>> BEGIN
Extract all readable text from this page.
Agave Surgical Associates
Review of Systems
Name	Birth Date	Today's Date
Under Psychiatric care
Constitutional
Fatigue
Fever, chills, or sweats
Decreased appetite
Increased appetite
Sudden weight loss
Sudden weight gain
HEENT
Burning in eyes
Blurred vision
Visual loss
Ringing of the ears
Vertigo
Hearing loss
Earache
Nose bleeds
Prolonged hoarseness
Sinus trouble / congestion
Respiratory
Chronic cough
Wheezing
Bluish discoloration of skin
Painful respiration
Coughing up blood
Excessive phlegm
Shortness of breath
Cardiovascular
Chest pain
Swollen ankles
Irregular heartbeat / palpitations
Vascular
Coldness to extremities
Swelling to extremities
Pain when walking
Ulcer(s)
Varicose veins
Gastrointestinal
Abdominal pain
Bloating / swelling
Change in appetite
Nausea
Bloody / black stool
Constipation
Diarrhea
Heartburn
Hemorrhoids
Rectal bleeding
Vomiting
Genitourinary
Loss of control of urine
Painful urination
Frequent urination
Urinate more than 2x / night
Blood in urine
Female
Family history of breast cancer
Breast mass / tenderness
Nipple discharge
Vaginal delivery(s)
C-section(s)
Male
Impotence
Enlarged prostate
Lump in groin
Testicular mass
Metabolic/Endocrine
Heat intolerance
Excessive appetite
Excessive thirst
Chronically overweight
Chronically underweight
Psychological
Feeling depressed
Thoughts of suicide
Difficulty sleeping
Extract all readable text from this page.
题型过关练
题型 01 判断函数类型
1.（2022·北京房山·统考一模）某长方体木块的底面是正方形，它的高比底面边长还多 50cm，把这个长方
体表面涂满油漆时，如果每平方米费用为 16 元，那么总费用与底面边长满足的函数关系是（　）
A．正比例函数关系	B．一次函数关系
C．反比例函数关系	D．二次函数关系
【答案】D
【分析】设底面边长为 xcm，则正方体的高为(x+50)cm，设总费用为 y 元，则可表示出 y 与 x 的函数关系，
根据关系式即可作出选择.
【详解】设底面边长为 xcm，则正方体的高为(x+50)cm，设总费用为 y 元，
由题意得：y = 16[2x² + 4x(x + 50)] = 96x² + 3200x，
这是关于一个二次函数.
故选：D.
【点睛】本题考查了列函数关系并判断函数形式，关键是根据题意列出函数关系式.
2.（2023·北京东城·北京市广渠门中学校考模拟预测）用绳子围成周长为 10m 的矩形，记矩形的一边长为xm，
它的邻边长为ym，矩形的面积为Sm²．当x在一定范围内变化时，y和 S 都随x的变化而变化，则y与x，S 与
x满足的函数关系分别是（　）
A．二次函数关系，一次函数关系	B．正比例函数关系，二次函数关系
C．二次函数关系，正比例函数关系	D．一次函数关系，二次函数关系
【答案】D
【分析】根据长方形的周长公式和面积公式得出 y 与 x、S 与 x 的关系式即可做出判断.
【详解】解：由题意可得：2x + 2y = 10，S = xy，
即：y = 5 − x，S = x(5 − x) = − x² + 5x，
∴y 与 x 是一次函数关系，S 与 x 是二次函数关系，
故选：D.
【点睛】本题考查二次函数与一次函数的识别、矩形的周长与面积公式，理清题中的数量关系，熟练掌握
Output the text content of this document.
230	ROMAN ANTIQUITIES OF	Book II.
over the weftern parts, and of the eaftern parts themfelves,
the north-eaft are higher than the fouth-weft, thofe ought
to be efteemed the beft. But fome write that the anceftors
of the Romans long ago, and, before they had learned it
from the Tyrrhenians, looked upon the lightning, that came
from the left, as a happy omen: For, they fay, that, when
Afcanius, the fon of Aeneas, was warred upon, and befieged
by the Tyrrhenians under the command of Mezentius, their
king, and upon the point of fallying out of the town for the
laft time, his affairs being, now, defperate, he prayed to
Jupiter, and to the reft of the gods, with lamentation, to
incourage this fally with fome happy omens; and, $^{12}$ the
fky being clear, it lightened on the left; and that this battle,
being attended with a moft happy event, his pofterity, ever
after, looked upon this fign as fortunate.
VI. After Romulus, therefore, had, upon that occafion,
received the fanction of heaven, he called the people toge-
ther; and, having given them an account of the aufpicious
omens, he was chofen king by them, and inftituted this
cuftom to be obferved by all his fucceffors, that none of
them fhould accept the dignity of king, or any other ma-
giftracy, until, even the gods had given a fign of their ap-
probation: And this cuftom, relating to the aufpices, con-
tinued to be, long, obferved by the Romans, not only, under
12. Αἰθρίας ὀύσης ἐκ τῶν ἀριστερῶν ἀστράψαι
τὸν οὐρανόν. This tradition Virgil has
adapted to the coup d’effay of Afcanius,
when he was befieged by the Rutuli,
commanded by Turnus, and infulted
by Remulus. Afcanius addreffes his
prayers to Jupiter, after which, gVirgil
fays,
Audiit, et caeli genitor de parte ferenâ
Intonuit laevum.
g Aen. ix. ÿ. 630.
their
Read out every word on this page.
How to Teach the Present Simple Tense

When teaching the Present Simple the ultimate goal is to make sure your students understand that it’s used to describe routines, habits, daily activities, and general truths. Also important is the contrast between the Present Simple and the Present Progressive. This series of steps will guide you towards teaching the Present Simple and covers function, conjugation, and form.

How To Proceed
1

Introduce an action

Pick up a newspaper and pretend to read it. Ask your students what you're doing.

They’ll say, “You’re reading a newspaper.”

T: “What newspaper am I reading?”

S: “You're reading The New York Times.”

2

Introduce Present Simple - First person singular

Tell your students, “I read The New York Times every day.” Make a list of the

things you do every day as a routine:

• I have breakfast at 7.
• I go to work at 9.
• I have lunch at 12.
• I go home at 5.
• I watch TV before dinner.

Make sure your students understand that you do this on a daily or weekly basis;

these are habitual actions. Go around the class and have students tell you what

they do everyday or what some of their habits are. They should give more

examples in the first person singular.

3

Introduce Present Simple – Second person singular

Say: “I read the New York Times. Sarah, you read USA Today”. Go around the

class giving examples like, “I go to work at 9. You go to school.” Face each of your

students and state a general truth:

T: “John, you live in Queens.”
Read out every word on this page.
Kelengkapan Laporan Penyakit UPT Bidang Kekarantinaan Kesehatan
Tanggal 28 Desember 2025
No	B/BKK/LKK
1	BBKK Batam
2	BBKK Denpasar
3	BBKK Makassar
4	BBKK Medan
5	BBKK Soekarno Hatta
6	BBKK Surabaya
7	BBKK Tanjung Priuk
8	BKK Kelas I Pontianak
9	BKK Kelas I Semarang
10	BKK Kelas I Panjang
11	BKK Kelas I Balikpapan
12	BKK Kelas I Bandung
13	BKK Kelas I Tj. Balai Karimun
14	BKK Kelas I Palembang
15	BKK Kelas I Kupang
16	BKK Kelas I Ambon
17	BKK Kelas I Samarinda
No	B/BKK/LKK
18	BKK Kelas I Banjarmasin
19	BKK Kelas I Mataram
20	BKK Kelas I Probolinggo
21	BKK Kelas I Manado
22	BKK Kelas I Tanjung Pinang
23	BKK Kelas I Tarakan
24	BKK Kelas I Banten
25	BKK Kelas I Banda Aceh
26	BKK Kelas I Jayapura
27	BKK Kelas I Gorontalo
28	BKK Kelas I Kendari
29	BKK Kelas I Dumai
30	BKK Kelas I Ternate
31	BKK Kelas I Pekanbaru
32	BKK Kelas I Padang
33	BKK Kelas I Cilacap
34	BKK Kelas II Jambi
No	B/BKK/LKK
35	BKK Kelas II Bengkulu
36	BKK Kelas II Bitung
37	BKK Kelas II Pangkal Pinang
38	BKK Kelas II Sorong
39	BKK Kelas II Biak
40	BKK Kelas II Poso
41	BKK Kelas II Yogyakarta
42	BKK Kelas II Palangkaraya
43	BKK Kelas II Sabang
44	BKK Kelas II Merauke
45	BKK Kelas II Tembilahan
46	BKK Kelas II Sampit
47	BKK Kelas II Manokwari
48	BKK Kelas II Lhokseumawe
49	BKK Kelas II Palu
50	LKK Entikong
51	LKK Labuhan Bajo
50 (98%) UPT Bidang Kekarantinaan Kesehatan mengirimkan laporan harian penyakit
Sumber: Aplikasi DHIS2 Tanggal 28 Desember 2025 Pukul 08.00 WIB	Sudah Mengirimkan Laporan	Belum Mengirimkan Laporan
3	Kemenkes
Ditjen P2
>> END
What is needed:
Select all lines with the word "happy" from the entries above.

Result below:
from the left, as a happy omen: For, they fay, that, when
incourage this fally with fome happy omens; and, $^{12}$ the
being attended with a moft happy event, his pofterity, ever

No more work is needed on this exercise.